WHAT YOU HAVE TO DO: All lines holding the string "desk" are to be shown.

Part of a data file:
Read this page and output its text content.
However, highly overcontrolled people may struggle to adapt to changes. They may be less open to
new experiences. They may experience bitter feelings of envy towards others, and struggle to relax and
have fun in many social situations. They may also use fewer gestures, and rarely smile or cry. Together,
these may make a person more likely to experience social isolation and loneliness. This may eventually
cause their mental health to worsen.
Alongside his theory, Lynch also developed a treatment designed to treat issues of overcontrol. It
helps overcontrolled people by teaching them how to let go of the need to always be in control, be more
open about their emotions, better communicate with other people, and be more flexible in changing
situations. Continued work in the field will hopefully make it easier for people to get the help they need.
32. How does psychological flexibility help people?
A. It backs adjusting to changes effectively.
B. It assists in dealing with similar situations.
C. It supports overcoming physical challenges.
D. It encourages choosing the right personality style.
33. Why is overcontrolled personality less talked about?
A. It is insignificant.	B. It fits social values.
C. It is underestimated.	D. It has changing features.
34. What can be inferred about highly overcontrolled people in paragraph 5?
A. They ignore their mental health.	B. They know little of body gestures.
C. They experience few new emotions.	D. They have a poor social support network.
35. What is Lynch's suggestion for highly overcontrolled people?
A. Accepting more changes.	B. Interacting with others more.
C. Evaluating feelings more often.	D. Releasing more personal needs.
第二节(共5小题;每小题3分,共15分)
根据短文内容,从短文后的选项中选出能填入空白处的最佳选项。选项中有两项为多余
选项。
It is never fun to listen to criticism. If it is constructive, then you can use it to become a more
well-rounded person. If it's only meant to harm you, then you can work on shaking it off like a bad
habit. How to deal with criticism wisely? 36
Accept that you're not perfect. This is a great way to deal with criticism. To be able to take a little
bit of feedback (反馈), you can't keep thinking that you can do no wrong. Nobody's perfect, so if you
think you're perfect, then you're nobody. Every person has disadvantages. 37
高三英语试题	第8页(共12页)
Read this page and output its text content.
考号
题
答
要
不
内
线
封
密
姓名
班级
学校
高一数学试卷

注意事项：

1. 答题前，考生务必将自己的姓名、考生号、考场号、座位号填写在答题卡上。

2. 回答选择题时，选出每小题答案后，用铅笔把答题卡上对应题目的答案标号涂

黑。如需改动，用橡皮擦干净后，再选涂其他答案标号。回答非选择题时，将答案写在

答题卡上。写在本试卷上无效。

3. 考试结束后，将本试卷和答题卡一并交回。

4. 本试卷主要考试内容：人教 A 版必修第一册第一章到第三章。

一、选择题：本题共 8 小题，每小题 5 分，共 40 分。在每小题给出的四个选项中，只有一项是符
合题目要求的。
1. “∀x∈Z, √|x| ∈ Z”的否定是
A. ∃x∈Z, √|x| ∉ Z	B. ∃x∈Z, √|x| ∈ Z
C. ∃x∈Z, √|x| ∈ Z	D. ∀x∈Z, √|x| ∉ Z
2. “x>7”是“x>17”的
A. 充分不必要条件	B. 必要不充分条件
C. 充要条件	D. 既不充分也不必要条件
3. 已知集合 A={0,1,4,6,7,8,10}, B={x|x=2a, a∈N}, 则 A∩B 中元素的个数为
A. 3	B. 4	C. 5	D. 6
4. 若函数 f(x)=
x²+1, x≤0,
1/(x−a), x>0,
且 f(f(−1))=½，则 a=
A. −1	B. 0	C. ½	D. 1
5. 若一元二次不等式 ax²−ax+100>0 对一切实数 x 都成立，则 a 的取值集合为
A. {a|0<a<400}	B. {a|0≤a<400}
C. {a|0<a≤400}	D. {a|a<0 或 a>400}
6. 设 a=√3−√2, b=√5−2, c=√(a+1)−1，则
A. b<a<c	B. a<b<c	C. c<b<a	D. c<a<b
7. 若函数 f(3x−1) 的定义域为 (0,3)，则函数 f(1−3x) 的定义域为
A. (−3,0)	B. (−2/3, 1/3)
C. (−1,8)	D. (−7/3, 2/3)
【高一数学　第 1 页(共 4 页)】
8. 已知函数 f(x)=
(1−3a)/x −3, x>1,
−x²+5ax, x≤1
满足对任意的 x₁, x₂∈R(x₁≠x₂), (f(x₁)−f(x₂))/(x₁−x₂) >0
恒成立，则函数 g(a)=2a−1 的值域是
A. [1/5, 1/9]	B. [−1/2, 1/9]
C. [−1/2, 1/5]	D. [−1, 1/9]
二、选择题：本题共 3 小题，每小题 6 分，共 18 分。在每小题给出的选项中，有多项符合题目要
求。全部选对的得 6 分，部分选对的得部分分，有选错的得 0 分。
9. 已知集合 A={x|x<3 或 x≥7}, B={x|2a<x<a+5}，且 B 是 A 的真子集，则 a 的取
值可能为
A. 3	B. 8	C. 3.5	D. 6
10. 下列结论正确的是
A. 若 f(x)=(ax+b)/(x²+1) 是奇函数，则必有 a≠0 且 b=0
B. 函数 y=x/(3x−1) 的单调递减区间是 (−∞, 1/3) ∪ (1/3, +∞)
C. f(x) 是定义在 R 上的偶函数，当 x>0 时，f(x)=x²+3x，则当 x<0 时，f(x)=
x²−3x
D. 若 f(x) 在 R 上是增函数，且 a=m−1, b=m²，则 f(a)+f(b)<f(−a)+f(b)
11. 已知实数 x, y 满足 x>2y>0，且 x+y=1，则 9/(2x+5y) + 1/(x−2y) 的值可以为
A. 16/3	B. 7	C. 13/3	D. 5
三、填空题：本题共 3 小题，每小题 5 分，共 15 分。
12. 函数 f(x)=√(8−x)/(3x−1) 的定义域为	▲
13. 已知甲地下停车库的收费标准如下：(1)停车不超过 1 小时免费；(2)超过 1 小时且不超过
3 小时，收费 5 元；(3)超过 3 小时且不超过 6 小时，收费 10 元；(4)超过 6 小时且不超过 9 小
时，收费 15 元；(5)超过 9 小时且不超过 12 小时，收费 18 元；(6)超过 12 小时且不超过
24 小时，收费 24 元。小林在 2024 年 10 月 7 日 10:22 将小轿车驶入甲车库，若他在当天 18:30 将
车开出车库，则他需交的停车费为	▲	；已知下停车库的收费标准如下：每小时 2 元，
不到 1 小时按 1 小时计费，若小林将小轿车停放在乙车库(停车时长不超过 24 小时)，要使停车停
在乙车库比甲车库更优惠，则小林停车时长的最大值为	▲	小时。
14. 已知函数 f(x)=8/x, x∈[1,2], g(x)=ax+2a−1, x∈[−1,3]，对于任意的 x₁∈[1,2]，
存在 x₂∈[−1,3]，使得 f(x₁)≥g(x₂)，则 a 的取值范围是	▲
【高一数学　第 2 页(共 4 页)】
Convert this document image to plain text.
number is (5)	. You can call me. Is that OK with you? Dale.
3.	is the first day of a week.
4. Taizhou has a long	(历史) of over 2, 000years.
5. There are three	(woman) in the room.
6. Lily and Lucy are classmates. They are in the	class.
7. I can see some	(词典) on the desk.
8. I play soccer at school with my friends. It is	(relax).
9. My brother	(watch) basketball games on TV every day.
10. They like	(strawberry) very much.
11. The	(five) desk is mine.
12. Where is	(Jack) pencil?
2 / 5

RESPONSE TO THE EXERCISE:
7. I can see some	(词典) on the desk.
11. The	(five) desk is mine.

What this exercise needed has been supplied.